DATASET CONTENT
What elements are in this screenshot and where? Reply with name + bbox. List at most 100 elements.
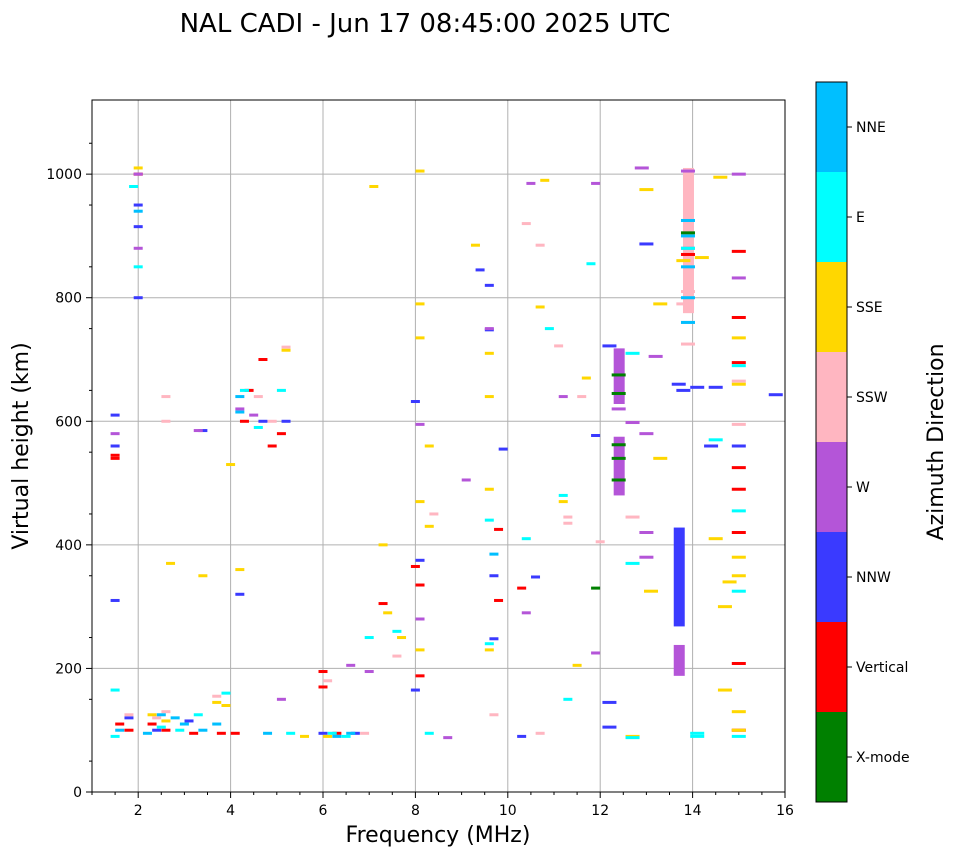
point-ssw [267, 419, 277, 423]
point-vertical [410, 564, 420, 568]
y-tick-label: 600 [55, 414, 82, 430]
point-e [239, 388, 249, 392]
y-axis-label: Virtual height (km) [9, 342, 34, 549]
point-ssw [521, 222, 531, 226]
point-e [625, 351, 640, 355]
x-tick-label: 10 [499, 803, 517, 819]
point-sse [722, 580, 737, 584]
point-w [133, 172, 143, 176]
y-tick-label: 0 [73, 785, 82, 801]
point-vertical [332, 731, 342, 735]
x-tick-label: 12 [591, 803, 609, 819]
point-e [129, 185, 139, 188]
point-vertical [731, 661, 746, 665]
point-sse [731, 336, 746, 340]
point-w [443, 736, 453, 740]
point-w [276, 697, 286, 701]
y-tick-label: 800 [55, 291, 82, 307]
point-ssw [323, 679, 333, 683]
point-ssw [563, 521, 573, 525]
point-sse [226, 463, 236, 467]
point-vertical [110, 453, 120, 457]
point-w [521, 611, 531, 615]
point-sse [300, 734, 310, 738]
point-nnw [676, 388, 691, 392]
point-vertical [731, 487, 746, 491]
point-sse [731, 728, 746, 732]
point-sse [198, 574, 208, 578]
point-nnw [198, 429, 208, 433]
point-sse [369, 185, 379, 188]
point-nnw [489, 637, 499, 641]
colorbar-segment [816, 262, 847, 352]
point-ssw [161, 710, 171, 714]
point-ssw [680, 342, 695, 346]
point-w [346, 663, 356, 667]
point-x-mode [611, 373, 626, 377]
point-sse [415, 336, 425, 340]
point-e [424, 731, 434, 735]
point-nnw [708, 385, 723, 389]
point-sse [221, 704, 231, 707]
point-nnw [410, 400, 420, 404]
point-vertical [244, 388, 254, 392]
x-axis-ticks: 2 4 6 8 10 12 14 16 [91, 792, 794, 819]
point-sse [639, 188, 654, 192]
point-vertical [258, 358, 268, 361]
point-w [731, 276, 746, 280]
point-nne [212, 722, 222, 726]
point-nne [198, 728, 208, 732]
point-vertical [731, 249, 746, 253]
point-vertical [494, 598, 504, 602]
point-nnw [124, 716, 134, 720]
colorbar-tick-label: SSE [856, 300, 883, 316]
point-nnw [133, 225, 143, 229]
point-nne [332, 734, 342, 738]
colorbar: X-mode Vertical NNW W SSW SSE E NNE [815, 81, 910, 803]
point-ssw [152, 716, 162, 720]
point-w [110, 432, 120, 436]
point-e [175, 728, 185, 732]
point-sse [708, 537, 723, 541]
point-sse [581, 376, 591, 380]
colorbar-tick-label: NNW [856, 570, 891, 586]
x-tick-label: 2 [134, 803, 143, 819]
point-e [133, 265, 143, 269]
chart-title: NAL CADI - Jun 17 08:45:00 2025 UTC [180, 9, 671, 39]
point-nnw [602, 725, 617, 729]
point-nnw [731, 444, 746, 448]
point-ssw [429, 512, 439, 516]
y-tick-label: 400 [55, 538, 82, 554]
point-nnw [133, 203, 143, 207]
colorbar-tick-label: SSW [856, 390, 888, 406]
point-e [563, 697, 573, 701]
point-nnw [318, 731, 328, 735]
point-sse [133, 166, 143, 170]
point-e [341, 734, 351, 738]
point-ssw [625, 515, 640, 519]
point-e [690, 734, 705, 738]
point-sse [644, 589, 659, 593]
band-ssw [682, 167, 694, 314]
point-sse [694, 256, 709, 260]
point-vertical [731, 361, 746, 365]
point-sse [731, 574, 746, 578]
point-nne [263, 731, 273, 735]
point-vertical [680, 252, 695, 256]
point-e [625, 736, 640, 740]
point-e [586, 262, 596, 266]
point-sse [397, 636, 407, 640]
point-x-mode [611, 391, 626, 395]
point-nnw [489, 574, 499, 578]
point-e [221, 691, 231, 695]
point-w [193, 429, 203, 433]
point-ssw [731, 422, 746, 426]
x-tick-label: 16 [776, 803, 794, 819]
colorbar-label: Azimuth Direction [924, 343, 949, 540]
point-nne [680, 234, 695, 238]
point-sse [424, 524, 434, 528]
point-vertical [267, 444, 277, 448]
point-nne [680, 320, 695, 324]
point-vertical [517, 586, 527, 590]
point-ssw [212, 694, 222, 698]
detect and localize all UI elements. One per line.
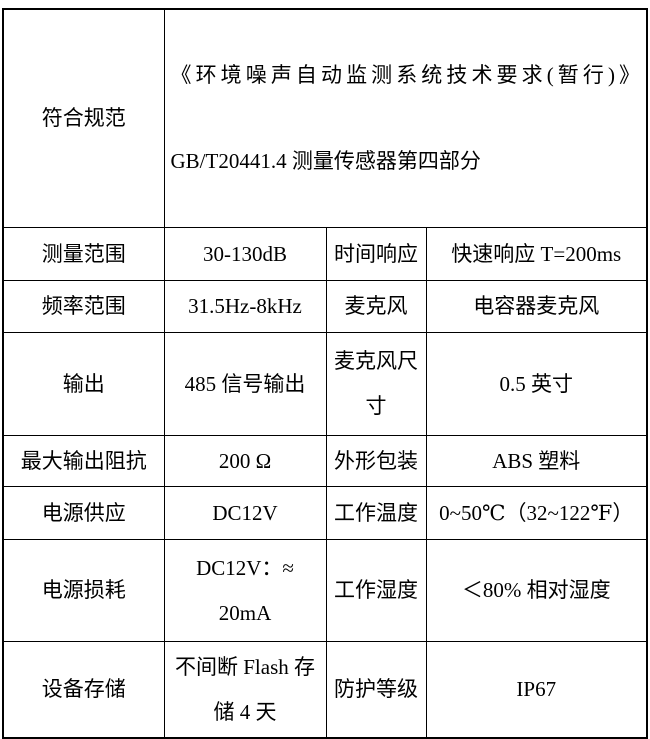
standard-code-line: GB/T20441.4 测量传感器第四部分 <box>170 149 481 173</box>
spec-value-cell: 电容器麦克风 <box>425 280 648 333</box>
spec-value-cell: 快速响应 T=200ms <box>425 227 648 281</box>
spec-label-cell: 防护等级 <box>325 641 427 739</box>
spec-value-cell: 30-130dB <box>163 227 327 281</box>
standard-title-line: 《环境噪声自动监测系统技术要求(暂行)》 <box>170 63 641 87</box>
spec-label-cell: 输出 <box>2 332 165 436</box>
spec-label-cell: 设备存储 <box>2 641 165 739</box>
table-row: 符合规范 《环境噪声自动监测系统技术要求(暂行)》 GB/T20441.4 测量… <box>2 8 648 228</box>
compliance-value-cell: 《环境噪声自动监测系统技术要求(暂行)》 GB/T20441.4 测量传感器第四… <box>163 8 648 228</box>
spec-label-cell: 最大输出阻抗 <box>2 435 165 487</box>
spec-label-cell: 麦克风尺 寸 <box>325 332 427 436</box>
spec-value-cell: ABS 塑料 <box>425 435 648 487</box>
spec-label-cell: 符合规范 <box>2 8 165 228</box>
table-row: 电源损耗 DC12V：≈ 20mA 工作湿度 ＜80% 相对湿度 <box>2 539 648 642</box>
spec-value-cell: 不间断 Flash 存 储 4 天 <box>163 641 327 739</box>
table-row: 最大输出阻抗 200 Ω 外形包装 ABS 塑料 <box>2 435 648 487</box>
spec-label-cell: 麦克风 <box>325 280 427 333</box>
table-row: 输出 485 信号输出 麦克风尺 寸 0.5 英寸 <box>2 332 648 436</box>
spec-label-cell: 电源供应 <box>2 486 165 540</box>
spec-value-cell: ＜80% 相对湿度 <box>425 539 648 642</box>
spec-label-cell: 工作温度 <box>325 486 427 540</box>
spec-label-cell: 工作湿度 <box>325 539 427 642</box>
spec-value-cell: 485 信号输出 <box>163 332 327 436</box>
table-row: 电源供应 DC12V 工作温度 0~50℃（32~122℉） <box>2 486 648 540</box>
spec-value-cell: IP67 <box>425 641 648 739</box>
spec-label-cell: 时间响应 <box>325 227 427 281</box>
spec-value-cell: 31.5Hz-8kHz <box>163 280 327 333</box>
spec-value-cell: DC12V：≈ 20mA <box>163 539 327 642</box>
spec-table: 符合规范 《环境噪声自动监测系统技术要求(暂行)》 GB/T20441.4 测量… <box>2 8 649 739</box>
spec-value-cell: 200 Ω <box>163 435 327 487</box>
spec-value-cell: 0~50℃（32~122℉） <box>425 486 648 540</box>
table-row: 测量范围 30-130dB 时间响应 快速响应 T=200ms <box>2 227 648 281</box>
table-row: 频率范围 31.5Hz-8kHz 麦克风 电容器麦克风 <box>2 280 648 333</box>
spec-value-cell: 0.5 英寸 <box>425 332 648 436</box>
spec-label-cell: 外形包装 <box>325 435 427 487</box>
spec-label-cell: 测量范围 <box>2 227 165 281</box>
spec-value-cell: DC12V <box>163 486 327 540</box>
table-row: 设备存储 不间断 Flash 存 储 4 天 防护等级 IP67 <box>2 641 648 739</box>
spec-label-cell: 电源损耗 <box>2 539 165 642</box>
spec-label-cell: 频率范围 <box>2 280 165 333</box>
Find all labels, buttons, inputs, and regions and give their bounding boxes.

WHAT IS ASKED
Rewrite every line of the entries above as a Markdown table with the columns "Row" and "Line", numbering the rows in order and skipping blank lines. Omit the pictures.

RESULT
| Row | Line |
|---|---|
| 1 | What elements are in this screenshot and where? Reply with name + bbox. List at most 100 elements. |
| 2 | point-ssw [267, 419, 277, 423] |
| 3 | point-vertical [410, 564, 420, 568] |
| 4 | y-tick-label: 600 [55, 414, 82, 430] |
| 5 | point-e [239, 388, 249, 392] |
| 6 | y-axis-label: Virtual height (km) [9, 342, 34, 549] |
| 7 | point-ssw [521, 222, 531, 226] |
| 8 | point-e [625, 351, 640, 355] |
| 9 | x-tick-label: 10 [499, 803, 517, 819] |
| 10 | point-sse [722, 580, 737, 584] |
| 11 | point-w [133, 172, 143, 176] |
| 12 | y-tick-label: 0 [73, 785, 82, 801] |
| 13 | point-vertical [332, 731, 342, 735] |
| 14 | x-tick-label: 12 [591, 803, 609, 819] |
| 15 | point-e [129, 185, 139, 188] |
| 16 | point-vertical [731, 661, 746, 665] |
| 17 | point-sse [731, 336, 746, 340] |
| 18 | point-w [443, 736, 453, 740] |
| 19 | point-w [276, 697, 286, 701] |
| 20 | y-tick-label: 800 [55, 291, 82, 307] |
| 21 | point-ssw [323, 679, 333, 683] |
| 22 | point-ssw [563, 521, 573, 525] |
| 23 | point-sse [226, 463, 236, 467] |
| 24 | point-vertical [110, 453, 120, 457] |
| 25 | point-w [521, 611, 531, 615] |
| 26 | point-sse [300, 734, 310, 738] |
| 27 | point-nnw [676, 388, 691, 392] |
| 28 | point-vertical [731, 487, 746, 491] |
| 29 | point-sse [731, 728, 746, 732] |
| 30 | point-sse [198, 574, 208, 578] |
| 31 | point-nnw [198, 429, 208, 433] |
| 32 | point-sse [369, 185, 379, 188] |
| 33 | point-nnw [489, 637, 499, 641] |
| 34 | colorbar-segment [816, 262, 847, 352] |
| 35 | point-ssw [161, 710, 171, 714] |
| 36 | point-ssw [680, 342, 695, 346] |
| 37 | point-w [346, 663, 356, 667] |
| 38 | point-x-mode [611, 373, 626, 377] |
| 39 | point-sse [415, 336, 425, 340] |
| 40 | point-e [424, 731, 434, 735] |
| 41 | point-nnw [708, 385, 723, 389] |
| 42 | point-sse [221, 704, 231, 707] |
| 43 | point-nnw [410, 400, 420, 404] |
| 44 | point-vertical [244, 388, 254, 392] |
| 45 | x-axis-ticks: 2 4 6 8 10 12 14 16 [91, 792, 794, 819] |
| 46 | point-sse [639, 188, 654, 192] |
| 47 | point-vertical [258, 358, 268, 361] |
| 48 | point-w [731, 276, 746, 280] |
| 49 | point-nne [212, 722, 222, 726] |
| 50 | point-nne [198, 728, 208, 732] |
| 51 | point-vertical [731, 249, 746, 253] |
| 52 | point-vertical [494, 598, 504, 602] |
| 53 | point-nnw [124, 716, 134, 720] |
| 54 | colorbar-tick-label: SSE [856, 300, 883, 316] |
| 55 | point-nnw [133, 225, 143, 229] |
| 56 | point-nne [332, 734, 342, 738] |
| 57 | colorbar: X-mode Vertical NNW W SSW SSE E NNE [815, 81, 910, 803] |
| 58 | point-ssw [152, 716, 162, 720] |
| 59 | point-w [110, 432, 120, 436] |
| 60 | point-e [175, 728, 185, 732] |
| 61 | point-sse [708, 537, 723, 541] |
| 62 | point-sse [581, 376, 591, 380] |
| 63 | colorbar-tick-label: NNW [856, 570, 891, 586] |
| 64 | x-tick-label: 2 [134, 803, 143, 819] |
| 65 | point-e [133, 265, 143, 269] |
| 66 | chart-title: NAL CADI - Jun 17 08:45:00 2025 UTC [180, 9, 671, 39] |
| 67 | point-nnw [602, 725, 617, 729] |
| 68 | point-nnw [731, 444, 746, 448] |
| 69 | point-ssw [429, 512, 439, 516] |
| 70 | y-tick-label: 400 [55, 538, 82, 554] |
| 71 | point-nnw [133, 203, 143, 207] |
| 72 | colorbar-tick-label: SSW [856, 390, 888, 406] |
| 73 | point-e [563, 697, 573, 701] |
| 74 | point-nnw [318, 731, 328, 735] |
| 75 | point-sse [133, 166, 143, 170] |
| 76 | point-e [341, 734, 351, 738] |
| 77 | point-ssw [625, 515, 640, 519] |
| 78 | point-e [690, 734, 705, 738] |
| 79 | point-sse [644, 589, 659, 593] |
| 80 | band-ssw [682, 167, 694, 314] |
| 81 | point-sse [694, 256, 709, 260] |
| 82 | point-vertical [731, 361, 746, 365] |
| 83 | point-sse [731, 574, 746, 578] |
| 84 | point-nne [263, 731, 273, 735] |
| 85 | point-vertical [680, 252, 695, 256] |
| 86 | point-e [625, 736, 640, 740] |
| 87 | point-e [586, 262, 596, 266] |
| 88 | point-sse [397, 636, 407, 640] |
| 89 | point-x-mode [611, 391, 626, 395] |
| 90 | point-nnw [489, 574, 499, 578] |
| 91 | point-e [221, 691, 231, 695] |
| 92 | point-w [193, 429, 203, 433] |
| 93 | point-ssw [731, 422, 746, 426] |
| 94 | x-tick-label: 16 [776, 803, 794, 819] |
| 95 | colorbar-label: Azimuth Direction [924, 343, 949, 540] |
| 96 | point-nne [680, 234, 695, 238] |
| 97 | point-sse [424, 524, 434, 528] |
| 98 | point-vertical [267, 444, 277, 448] |
| 99 | point-nne [680, 320, 695, 324] |
| 100 | point-vertical [517, 586, 527, 590] |
| 101 | point-ssw [212, 694, 222, 698] |
| 102 | detect and localize all UI elements. One per line. |
| 103 | standard-code-line: GB/T20441.4 测量传感器第四部分 <box>170 149 481 173</box> |
| 104 | spec-value-cell: 电容器麦克风 <box>425 280 648 333</box> |
| 105 | spec-value-cell: 快速响应 T=200ms <box>425 227 648 281</box> |
| 106 | spec-label-cell: 防护等级 <box>325 641 427 739</box> |
| 107 | spec-value-cell: 30-130dB <box>163 227 327 281</box> |
| 108 | standard-title-line: 《环境噪声自动监测系统技术要求(暂行)》 <box>170 63 641 87</box> |
| 109 | spec-label-cell: 输出 <box>2 332 165 436</box> |
| 110 | spec-label-cell: 设备存储 <box>2 641 165 739</box> |
| 111 | table-row: 符合规范 《环境噪声自动监测系统技术要求(暂行)》 GB/T20441.4 测量… <box>2 8 648 228</box> |
| 112 | compliance-value-cell: 《环境噪声自动监测系统技术要求(暂行)》 GB/T20441.4 测量传感器第四… <box>163 8 648 228</box> |
| 113 | spec-label-cell: 最大输出阻抗 <box>2 435 165 487</box> |
| 114 | spec-label-cell: 麦克风尺 寸 <box>325 332 427 436</box> |
| 115 | spec-value-cell: ABS 塑料 <box>425 435 648 487</box> |
| 116 | spec-label-cell: 符合规范 <box>2 8 165 228</box> |
| 117 | table-row: 电源损耗 DC12V：≈ 20mA 工作湿度 ＜80% 相对湿度 <box>2 539 648 642</box> |
| 118 | spec-value-cell: 不间断 Flash 存 储 4 天 <box>163 641 327 739</box> |
| 119 | table-row: 最大输出阻抗 200 Ω 外形包装 ABS 塑料 <box>2 435 648 487</box> |
| 120 | spec-label-cell: 麦克风 <box>325 280 427 333</box> |
| 121 | table-row: 输出 485 信号输出 麦克风尺 寸 0.5 英寸 <box>2 332 648 436</box> |
| 122 | spec-label-cell: 电源供应 <box>2 486 165 540</box> |
| 123 | spec-value-cell: ＜80% 相对湿度 <box>425 539 648 642</box> |
| 124 | spec-label-cell: 工作温度 <box>325 486 427 540</box> |
| 125 | spec-label-cell: 工作湿度 <box>325 539 427 642</box> |
| 126 | spec-value-cell: 485 信号输出 <box>163 332 327 436</box> |
| 127 | table-row: 电源供应 DC12V 工作温度 0~50℃（32~122℉） <box>2 486 648 540</box> |
| 128 | spec-value-cell: IP67 <box>425 641 648 739</box> |
| 129 | spec-label-cell: 时间响应 <box>325 227 427 281</box> |
| 130 | spec-value-cell: 31.5Hz-8kHz <box>163 280 327 333</box> |
| 131 | spec-value-cell: DC12V：≈ 20mA <box>163 539 327 642</box> |
| 132 | spec-table: 符合规范 《环境噪声自动监测系统技术要求(暂行)》 GB/T20441.4 测量… <box>2 8 649 739</box> |
| 133 | spec-value-cell: 200 Ω <box>163 435 327 487</box> |
| 134 | spec-value-cell: 0~50℃（32~122℉） <box>425 486 648 540</box> |
| 135 | table-row: 测量范围 30-130dB 时间响应 快速响应 T=200ms <box>2 227 648 281</box> |
| 136 | table-row: 频率范围 31.5Hz-8kHz 麦克风 电容器麦克风 <box>2 280 648 333</box> |
| 137 | spec-value-cell: 0.5 英寸 <box>425 332 648 436</box> |
| 138 | spec-label-cell: 外形包装 <box>325 435 427 487</box> |
| 139 | spec-label-cell: 测量范围 <box>2 227 165 281</box> |
| 140 | spec-value-cell: DC12V <box>163 486 327 540</box> |
| 141 | table-row: 设备存储 不间断 Flash 存 储 4 天 防护等级 IP67 <box>2 641 648 739</box> |
| 142 | spec-label-cell: 电源损耗 <box>2 539 165 642</box> |
| 143 | spec-label-cell: 频率范围 <box>2 280 165 333</box> |
| 144 | Find all labels, buttons, inputs, and regions and give their bounding boxes. |